Document page entries with text:
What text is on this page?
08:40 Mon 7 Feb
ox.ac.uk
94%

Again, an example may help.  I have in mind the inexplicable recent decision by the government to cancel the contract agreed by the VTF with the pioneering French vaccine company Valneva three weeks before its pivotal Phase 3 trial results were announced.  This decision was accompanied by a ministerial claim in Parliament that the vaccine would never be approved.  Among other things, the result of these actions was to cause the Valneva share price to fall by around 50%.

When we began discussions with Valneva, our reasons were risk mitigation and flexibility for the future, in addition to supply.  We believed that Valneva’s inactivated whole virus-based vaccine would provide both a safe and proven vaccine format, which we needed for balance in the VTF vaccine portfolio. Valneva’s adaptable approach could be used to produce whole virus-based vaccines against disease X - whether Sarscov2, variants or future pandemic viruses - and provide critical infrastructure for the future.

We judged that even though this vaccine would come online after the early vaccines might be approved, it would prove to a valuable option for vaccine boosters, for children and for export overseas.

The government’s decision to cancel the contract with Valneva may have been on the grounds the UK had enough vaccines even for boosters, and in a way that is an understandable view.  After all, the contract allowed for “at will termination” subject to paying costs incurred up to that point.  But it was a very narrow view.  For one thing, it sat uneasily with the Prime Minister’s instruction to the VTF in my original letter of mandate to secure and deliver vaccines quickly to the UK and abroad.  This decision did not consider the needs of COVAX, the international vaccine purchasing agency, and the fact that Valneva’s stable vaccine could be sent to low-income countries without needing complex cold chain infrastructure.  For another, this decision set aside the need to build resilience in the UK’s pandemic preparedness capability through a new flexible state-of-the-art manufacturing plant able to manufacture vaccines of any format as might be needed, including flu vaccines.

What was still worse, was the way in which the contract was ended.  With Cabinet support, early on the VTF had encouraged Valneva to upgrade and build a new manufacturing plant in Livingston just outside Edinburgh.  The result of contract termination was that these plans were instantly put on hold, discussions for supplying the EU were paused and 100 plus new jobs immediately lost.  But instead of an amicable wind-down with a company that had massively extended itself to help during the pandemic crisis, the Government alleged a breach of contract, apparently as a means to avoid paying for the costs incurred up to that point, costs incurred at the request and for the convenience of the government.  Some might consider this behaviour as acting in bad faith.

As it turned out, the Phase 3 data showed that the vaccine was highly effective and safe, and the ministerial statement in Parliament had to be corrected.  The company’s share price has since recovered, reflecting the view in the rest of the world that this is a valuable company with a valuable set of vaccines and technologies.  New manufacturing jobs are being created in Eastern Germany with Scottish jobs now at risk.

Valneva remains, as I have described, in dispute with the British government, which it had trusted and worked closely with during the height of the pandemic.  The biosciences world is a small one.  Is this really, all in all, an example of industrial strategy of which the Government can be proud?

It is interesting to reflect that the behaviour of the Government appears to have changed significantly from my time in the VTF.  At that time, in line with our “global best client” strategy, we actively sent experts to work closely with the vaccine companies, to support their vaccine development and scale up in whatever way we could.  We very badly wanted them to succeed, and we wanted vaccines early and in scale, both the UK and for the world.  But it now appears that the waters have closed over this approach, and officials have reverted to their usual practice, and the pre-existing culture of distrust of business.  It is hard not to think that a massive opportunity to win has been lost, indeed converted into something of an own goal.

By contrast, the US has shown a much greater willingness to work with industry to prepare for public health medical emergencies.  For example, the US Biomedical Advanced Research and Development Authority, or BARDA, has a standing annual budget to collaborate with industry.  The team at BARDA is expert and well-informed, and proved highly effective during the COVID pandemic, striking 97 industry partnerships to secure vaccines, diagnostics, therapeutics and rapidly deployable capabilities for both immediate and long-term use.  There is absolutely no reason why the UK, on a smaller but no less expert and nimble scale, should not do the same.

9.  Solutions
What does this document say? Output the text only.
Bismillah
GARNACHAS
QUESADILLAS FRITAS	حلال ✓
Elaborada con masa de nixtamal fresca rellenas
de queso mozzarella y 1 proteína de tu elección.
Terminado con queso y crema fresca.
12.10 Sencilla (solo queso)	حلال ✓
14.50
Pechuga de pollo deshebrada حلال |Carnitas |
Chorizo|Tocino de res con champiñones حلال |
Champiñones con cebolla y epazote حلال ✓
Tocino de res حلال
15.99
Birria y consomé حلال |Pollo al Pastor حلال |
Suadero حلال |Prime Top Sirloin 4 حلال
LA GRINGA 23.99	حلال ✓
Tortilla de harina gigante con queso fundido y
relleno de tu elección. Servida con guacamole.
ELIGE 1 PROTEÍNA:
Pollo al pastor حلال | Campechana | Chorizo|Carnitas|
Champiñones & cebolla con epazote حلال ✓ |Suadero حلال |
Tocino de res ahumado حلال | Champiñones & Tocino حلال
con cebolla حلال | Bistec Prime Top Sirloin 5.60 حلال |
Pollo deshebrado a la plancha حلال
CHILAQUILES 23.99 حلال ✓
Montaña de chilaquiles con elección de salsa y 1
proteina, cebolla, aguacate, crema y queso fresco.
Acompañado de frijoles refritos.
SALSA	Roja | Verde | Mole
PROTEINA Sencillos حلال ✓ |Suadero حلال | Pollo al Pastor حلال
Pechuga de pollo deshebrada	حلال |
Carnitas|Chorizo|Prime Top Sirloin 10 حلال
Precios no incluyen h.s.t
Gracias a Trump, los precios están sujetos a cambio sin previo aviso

Instructions for the task
Once you have read the records above, write them all out exactly.

Your response
What text is on this page?
08:40 Mon 7 Feb
ox.ac.uk
94%

Again, an example may help.  I have in mind the inexplicable recent decision by the government to cancel the contract agreed by the VTF with the pioneering French vaccine company Valneva three weeks before its pivotal Phase 3 trial results were announced.  This decision was accompanied by a ministerial claim in Parliament that the vaccine would never be approved.  Among other things, the result of these actions was to cause the Valneva share price to fall by around 50%.

When we began discussions with Valneva, our reasons were risk mitigation and flexibility for the future, in addition to supply.  We believed that Valneva’s inactivated whole virus-based vaccine would provide both a safe and proven vaccine format, which we needed for balance in the VTF vaccine portfolio. Valneva’s adaptable approach could be used to produce whole virus-based vaccines against disease X - whether Sarscov2, variants or future pandemic viruses - and provide critical infrastructure for the future.

We judged that even though this vaccine would come online after the early vaccines might be approved, it would prove to a valuable option for vaccine boosters, for children and for export overseas.

The government’s decision to cancel the contract with Valneva may have been on the grounds the UK had enough vaccines even for boosters, and in a way that is an understandable view.  After all, the contract allowed for “at will termination” subject to paying costs incurred up to that point.  But it was a very narrow view.  For one thing, it sat uneasily with the Prime Minister’s instruction to the VTF in my original letter of mandate to secure and deliver vaccines quickly to the UK and abroad.  This decision did not consider the needs of COVAX, the international vaccine purchasing agency, and the fact that Valneva’s stable vaccine could be sent to low-income countries without needing complex cold chain infrastructure.  For another, this decision set aside the need to build resilience in the UK’s pandemic preparedness capability through a new flexible state-of-the-art manufacturing plant able to manufacture vaccines of any format as might be needed, including flu vaccines.

What was still worse, was the way in which the contract was ended.  With Cabinet support, early on the VTF had encouraged Valneva to upgrade and build a new manufacturing plant in Livingston just outside Edinburgh.  The result of contract termination was that these plans were instantly put on hold, discussions for supplying the EU were paused and 100 plus new jobs immediately lost.  But instead of an amicable wind-down with a company that had massively extended itself to help during the pandemic crisis, the Government alleged a breach of contract, apparently as a means to avoid paying for the costs incurred up to that point, costs incurred at the request and for the convenience of the government.  Some might consider this behaviour as acting in bad faith.

As it turned out, the Phase 3 data showed that the vaccine was highly effective and safe, and the ministerial statement in Parliament had to be corrected.  The company’s share price has since recovered, reflecting the view in the rest of the world that this is a valuable company with a valuable set of vaccines and technologies.  New manufacturing jobs are being created in Eastern Germany with Scottish jobs now at risk.

Valneva remains, as I have described, in dispute with the British government, which it had trusted and worked closely with during the height of the pandemic.  The biosciences world is a small one.  Is this really, all in all, an example of industrial strategy of which the Government can be proud?

It is interesting to reflect that the behaviour of the Government appears to have changed significantly from my time in the VTF.  At that time, in line with our “global best client” strategy, we actively sent experts to work closely with the vaccine companies, to support their vaccine development and scale up in whatever way we could.  We very badly wanted them to succeed, and we wanted vaccines early and in scale, both the UK and for the world.  But it now appears that the waters have closed over this approach, and officials have reverted to their usual practice, and the pre-existing culture of distrust of business.  It is hard not to think that a massive opportunity to win has been lost, indeed converted into something of an own goal.

By contrast, the US has shown a much greater willingness to work with industry to prepare for public health medical emergencies.  For example, the US Biomedical Advanced Research and Development Authority, or BARDA, has a standing annual budget to collaborate with industry.  The team at BARDA is expert and well-informed, and proved highly effective during the COVID pandemic, striking 97 industry partnerships to secure vaccines, diagnostics, therapeutics and rapidly deployable capabilities for both immediate and long-term use.  There is absolutely no reason why the UK, on a smaller but no less expert and nimble scale, should not do the same.

9.  Solutions
What does this document say? Output the text only.
Bismillah
GARNACHAS
QUESADILLAS FRITAS	حلال ✓
Elaborada con masa de nixtamal fresca rellenas
de queso mozzarella y 1 proteína de tu elección.
Terminado con queso y crema fresca.
12.10 Sencilla (solo queso)	حلال ✓
14.50
Pechuga de pollo deshebrada حلال |Carnitas |
Chorizo|Tocino de res con champiñones حلال |
Champiñones con cebolla y epazote حلال ✓
Tocino de res حلال
15.99
Birria y consomé حلال |Pollo al Pastor حلال |
Suadero حلال |Prime Top Sirloin 4 حلال
LA GRINGA 23.99	حلال ✓
Tortilla de harina gigante con queso fundido y
relleno de tu elección. Servida con guacamole.
ELIGE 1 PROTEÍNA:
Pollo al pastor حلال | Campechana | Chorizo|Carnitas|
Champiñones & cebolla con epazote حلال ✓ |Suadero حلال |
Tocino de res ahumado حلال | Champiñones & Tocino حلال
con cebolla حلال | Bistec Prime Top Sirloin 5.60 حلال |
Pollo deshebrado a la plancha حلال
CHILAQUILES 23.99 حلال ✓
Montaña de chilaquiles con elección de salsa y 1
proteina, cebolla, aguacate, crema y queso fresco.
Acompañado de frijoles refritos.
SALSA	Roja | Verde | Mole
PROTEINA Sencillos حلال ✓ |Suadero حلال | Pollo al Pastor حلال
Pechuga de pollo deshebrada	حلال |
Carnitas|Chorizo|Prime Top Sirloin 10 حلال
Precios no incluyen h.s.t
Gracias a Trump, los precios están sujetos a cambio sin previo aviso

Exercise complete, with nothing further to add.